GIVEN PROBLEM :: How many lines of these records hold the string "content"? Reply with the number alone.
(begin)
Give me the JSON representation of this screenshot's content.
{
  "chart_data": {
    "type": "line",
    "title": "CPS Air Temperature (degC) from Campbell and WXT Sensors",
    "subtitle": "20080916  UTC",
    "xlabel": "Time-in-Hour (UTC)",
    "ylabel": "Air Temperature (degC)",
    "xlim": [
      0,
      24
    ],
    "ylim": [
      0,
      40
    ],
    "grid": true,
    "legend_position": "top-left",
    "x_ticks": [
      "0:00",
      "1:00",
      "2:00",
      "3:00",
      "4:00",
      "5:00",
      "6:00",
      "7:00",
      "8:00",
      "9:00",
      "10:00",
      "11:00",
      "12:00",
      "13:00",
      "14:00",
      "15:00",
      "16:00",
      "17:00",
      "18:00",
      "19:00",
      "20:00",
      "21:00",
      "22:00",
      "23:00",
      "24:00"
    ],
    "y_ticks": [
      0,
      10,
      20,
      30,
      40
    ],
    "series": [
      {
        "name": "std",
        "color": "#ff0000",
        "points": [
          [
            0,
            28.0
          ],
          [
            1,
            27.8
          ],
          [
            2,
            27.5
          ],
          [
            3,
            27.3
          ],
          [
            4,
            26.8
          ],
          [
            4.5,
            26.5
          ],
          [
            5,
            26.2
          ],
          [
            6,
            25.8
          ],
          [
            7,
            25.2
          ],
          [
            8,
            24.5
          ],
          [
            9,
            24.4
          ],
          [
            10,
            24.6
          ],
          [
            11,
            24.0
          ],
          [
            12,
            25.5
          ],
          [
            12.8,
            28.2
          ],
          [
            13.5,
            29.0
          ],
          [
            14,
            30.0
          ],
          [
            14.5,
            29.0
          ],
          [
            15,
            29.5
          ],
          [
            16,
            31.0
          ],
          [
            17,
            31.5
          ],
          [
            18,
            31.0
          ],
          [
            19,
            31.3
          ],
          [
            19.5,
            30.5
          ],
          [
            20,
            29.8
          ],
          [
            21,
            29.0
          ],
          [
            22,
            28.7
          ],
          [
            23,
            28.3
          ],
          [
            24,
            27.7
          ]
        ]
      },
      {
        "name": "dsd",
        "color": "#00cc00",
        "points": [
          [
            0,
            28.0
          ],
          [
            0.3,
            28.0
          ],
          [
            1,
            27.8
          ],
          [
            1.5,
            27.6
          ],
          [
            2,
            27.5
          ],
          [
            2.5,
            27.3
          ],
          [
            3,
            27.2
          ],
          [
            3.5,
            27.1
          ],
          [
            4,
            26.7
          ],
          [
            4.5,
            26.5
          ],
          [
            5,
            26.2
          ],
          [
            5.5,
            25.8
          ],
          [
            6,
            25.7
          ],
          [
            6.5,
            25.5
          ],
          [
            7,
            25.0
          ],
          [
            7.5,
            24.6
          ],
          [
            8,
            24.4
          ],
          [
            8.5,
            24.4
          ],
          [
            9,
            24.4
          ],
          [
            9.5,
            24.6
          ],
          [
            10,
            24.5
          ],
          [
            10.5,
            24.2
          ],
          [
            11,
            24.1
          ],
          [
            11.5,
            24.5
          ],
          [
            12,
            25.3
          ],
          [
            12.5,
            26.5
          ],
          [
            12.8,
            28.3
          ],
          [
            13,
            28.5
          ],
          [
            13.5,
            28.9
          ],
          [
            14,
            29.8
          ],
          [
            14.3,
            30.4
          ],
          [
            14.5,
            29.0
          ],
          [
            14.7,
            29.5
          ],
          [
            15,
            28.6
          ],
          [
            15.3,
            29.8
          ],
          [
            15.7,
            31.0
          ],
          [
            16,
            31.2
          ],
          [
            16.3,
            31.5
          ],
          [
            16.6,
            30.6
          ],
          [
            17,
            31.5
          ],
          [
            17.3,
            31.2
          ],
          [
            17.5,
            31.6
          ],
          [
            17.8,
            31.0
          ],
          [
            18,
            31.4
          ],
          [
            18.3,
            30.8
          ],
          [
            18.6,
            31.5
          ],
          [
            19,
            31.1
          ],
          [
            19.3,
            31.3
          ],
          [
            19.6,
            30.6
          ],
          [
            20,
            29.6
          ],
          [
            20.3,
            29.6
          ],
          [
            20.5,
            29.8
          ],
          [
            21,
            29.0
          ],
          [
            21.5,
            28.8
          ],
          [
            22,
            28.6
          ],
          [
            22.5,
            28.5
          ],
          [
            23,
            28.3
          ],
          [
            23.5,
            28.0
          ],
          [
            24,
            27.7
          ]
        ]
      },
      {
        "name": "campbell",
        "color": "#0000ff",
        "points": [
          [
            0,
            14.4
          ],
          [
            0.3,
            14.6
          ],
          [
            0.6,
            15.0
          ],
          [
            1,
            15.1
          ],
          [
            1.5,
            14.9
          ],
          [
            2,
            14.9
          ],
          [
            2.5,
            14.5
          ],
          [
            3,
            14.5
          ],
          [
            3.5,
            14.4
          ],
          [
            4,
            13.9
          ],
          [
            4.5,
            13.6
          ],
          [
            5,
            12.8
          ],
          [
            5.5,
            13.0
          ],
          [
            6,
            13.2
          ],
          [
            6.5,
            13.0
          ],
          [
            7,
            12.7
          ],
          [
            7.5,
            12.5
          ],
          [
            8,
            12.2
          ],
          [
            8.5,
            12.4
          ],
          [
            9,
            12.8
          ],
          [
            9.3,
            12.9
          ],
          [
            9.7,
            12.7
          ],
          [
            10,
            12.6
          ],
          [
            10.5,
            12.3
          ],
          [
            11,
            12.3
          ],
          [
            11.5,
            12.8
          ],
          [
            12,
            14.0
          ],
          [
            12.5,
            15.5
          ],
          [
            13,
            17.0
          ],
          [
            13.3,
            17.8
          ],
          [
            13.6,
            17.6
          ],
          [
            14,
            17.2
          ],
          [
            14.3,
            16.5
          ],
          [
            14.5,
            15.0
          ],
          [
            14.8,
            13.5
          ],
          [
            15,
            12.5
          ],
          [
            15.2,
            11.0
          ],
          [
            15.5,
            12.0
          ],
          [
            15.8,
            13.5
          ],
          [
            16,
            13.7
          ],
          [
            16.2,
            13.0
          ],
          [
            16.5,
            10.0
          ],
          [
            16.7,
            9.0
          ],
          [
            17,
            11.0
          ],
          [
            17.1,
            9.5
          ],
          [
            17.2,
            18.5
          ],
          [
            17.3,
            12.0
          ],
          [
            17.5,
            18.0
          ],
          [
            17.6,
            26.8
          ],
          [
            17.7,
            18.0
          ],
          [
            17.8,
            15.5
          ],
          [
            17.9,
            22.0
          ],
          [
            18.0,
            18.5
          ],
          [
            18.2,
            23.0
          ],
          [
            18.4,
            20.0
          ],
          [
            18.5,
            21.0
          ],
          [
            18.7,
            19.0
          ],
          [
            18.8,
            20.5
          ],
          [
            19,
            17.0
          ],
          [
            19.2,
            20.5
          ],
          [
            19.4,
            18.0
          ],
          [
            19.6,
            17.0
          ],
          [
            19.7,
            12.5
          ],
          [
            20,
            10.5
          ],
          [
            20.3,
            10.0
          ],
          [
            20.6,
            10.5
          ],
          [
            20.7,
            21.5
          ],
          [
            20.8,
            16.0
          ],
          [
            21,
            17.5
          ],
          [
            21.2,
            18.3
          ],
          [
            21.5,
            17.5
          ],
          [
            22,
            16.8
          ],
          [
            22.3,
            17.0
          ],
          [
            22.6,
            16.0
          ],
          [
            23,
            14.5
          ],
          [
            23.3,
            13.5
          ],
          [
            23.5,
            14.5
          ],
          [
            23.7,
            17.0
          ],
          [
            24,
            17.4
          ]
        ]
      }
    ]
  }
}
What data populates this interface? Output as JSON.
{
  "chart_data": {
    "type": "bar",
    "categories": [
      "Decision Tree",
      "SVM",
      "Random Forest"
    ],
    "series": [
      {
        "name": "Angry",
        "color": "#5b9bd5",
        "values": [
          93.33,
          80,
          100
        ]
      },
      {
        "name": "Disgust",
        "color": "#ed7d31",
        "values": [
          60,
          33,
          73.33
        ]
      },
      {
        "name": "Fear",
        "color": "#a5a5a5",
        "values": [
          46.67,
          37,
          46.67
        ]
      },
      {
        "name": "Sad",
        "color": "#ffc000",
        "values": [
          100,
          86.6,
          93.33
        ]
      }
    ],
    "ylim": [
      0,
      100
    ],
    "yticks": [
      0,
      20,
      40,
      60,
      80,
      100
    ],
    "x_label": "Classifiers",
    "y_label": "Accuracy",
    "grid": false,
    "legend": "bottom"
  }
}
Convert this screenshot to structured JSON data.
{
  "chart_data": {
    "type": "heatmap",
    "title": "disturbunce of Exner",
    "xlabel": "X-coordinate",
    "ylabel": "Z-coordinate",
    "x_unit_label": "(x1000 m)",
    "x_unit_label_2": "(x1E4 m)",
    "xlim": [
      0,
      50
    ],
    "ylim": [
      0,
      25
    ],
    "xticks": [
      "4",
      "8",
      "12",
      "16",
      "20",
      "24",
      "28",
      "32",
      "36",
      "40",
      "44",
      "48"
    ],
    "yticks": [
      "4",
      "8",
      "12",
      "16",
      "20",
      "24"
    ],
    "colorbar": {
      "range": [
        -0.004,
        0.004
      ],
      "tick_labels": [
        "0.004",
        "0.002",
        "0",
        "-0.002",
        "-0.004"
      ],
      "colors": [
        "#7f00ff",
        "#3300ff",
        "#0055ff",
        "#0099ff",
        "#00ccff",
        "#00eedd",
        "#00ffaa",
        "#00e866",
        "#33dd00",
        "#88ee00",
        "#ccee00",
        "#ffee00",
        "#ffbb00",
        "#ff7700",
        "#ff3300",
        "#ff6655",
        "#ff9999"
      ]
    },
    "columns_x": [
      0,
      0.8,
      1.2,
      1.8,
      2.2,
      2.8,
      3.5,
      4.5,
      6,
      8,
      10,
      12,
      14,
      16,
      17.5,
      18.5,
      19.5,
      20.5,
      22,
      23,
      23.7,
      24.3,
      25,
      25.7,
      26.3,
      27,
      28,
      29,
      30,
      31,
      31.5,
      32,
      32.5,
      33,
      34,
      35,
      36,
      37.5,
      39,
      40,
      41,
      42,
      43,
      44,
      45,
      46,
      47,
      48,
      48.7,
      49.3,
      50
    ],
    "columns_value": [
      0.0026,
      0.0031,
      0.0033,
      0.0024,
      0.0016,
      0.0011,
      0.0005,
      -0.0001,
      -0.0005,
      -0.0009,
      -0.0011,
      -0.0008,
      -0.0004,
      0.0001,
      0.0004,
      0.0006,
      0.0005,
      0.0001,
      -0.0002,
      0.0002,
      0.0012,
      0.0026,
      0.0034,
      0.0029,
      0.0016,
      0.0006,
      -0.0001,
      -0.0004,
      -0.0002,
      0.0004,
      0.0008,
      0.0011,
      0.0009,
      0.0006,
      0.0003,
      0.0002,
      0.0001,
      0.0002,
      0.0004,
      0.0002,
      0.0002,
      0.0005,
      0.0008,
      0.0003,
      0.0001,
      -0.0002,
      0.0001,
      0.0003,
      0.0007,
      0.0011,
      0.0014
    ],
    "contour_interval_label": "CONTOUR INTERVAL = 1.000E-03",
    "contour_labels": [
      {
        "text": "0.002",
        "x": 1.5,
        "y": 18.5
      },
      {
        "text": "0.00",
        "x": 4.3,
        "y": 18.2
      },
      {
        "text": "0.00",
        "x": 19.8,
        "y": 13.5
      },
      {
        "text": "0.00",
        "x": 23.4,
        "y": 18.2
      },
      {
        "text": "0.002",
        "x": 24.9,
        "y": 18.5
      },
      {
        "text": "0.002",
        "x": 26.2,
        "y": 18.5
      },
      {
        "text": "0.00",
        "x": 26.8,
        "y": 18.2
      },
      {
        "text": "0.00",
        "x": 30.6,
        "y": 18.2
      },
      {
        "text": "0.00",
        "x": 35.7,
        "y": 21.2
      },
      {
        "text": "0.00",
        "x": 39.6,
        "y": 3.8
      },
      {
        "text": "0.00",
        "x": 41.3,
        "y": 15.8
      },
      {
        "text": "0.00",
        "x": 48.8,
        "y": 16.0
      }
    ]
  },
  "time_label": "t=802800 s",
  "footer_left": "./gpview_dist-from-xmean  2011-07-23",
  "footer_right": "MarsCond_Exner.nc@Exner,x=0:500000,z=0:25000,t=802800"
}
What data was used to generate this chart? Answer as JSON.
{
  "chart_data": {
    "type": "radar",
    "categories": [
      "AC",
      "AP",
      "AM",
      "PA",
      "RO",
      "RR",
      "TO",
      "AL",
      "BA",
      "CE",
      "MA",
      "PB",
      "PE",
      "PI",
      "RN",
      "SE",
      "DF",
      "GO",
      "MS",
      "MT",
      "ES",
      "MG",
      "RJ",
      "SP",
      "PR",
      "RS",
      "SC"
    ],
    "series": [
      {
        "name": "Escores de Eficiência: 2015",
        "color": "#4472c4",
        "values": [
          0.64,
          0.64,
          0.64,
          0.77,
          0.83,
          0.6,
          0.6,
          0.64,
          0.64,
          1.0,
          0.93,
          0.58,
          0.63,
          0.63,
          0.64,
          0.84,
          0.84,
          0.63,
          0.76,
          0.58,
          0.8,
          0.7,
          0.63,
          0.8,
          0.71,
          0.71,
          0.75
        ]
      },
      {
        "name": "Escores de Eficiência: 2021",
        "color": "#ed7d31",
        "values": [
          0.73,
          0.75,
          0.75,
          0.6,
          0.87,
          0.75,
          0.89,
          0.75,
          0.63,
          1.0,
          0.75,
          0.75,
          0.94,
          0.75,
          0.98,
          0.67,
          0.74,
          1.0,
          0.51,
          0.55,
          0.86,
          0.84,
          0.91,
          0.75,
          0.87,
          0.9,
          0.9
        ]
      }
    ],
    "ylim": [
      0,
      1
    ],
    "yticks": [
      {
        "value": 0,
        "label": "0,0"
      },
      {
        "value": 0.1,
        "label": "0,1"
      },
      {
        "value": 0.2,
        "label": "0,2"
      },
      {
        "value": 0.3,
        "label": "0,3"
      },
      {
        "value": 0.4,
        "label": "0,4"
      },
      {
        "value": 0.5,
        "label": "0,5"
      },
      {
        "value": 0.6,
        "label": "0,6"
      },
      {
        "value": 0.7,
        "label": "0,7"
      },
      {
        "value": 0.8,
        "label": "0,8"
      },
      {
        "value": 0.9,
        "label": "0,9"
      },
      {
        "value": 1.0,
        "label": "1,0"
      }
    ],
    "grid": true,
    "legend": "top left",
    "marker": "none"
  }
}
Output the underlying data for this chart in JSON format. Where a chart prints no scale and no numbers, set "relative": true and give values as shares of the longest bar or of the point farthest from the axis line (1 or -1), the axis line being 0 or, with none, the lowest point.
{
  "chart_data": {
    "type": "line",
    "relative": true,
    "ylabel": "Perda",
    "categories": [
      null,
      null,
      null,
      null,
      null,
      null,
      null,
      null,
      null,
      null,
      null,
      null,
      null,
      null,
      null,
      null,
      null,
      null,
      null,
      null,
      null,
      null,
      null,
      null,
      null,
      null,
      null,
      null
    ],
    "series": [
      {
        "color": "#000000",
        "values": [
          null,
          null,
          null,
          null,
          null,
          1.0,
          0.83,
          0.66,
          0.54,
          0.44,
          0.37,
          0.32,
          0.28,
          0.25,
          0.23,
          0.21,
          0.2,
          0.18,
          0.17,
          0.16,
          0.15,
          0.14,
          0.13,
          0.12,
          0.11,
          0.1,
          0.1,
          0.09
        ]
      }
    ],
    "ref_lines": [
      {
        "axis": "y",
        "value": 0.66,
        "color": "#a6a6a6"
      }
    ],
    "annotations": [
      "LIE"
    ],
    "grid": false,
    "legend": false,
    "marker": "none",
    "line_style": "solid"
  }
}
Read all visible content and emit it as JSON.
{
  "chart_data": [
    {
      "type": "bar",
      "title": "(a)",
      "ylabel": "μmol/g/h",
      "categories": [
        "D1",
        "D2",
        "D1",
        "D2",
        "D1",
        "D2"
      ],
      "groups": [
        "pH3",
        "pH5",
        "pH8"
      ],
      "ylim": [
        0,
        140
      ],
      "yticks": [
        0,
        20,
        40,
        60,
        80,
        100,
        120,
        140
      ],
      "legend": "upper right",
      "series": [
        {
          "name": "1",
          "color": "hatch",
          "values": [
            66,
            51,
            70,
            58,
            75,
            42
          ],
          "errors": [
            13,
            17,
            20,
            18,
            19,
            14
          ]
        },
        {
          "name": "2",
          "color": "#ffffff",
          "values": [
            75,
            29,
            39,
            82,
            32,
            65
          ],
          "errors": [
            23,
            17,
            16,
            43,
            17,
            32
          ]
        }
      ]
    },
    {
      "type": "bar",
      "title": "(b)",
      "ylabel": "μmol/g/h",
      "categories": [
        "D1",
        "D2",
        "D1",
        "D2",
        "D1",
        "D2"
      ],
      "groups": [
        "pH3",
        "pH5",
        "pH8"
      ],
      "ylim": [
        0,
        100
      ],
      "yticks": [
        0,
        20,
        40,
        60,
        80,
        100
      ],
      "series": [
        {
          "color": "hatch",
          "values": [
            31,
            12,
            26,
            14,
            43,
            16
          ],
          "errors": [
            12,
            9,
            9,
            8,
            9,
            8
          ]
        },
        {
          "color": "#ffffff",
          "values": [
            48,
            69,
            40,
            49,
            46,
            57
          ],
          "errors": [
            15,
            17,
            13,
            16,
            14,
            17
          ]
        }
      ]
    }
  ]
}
(end)
EXPECTED OUTPUT :: 2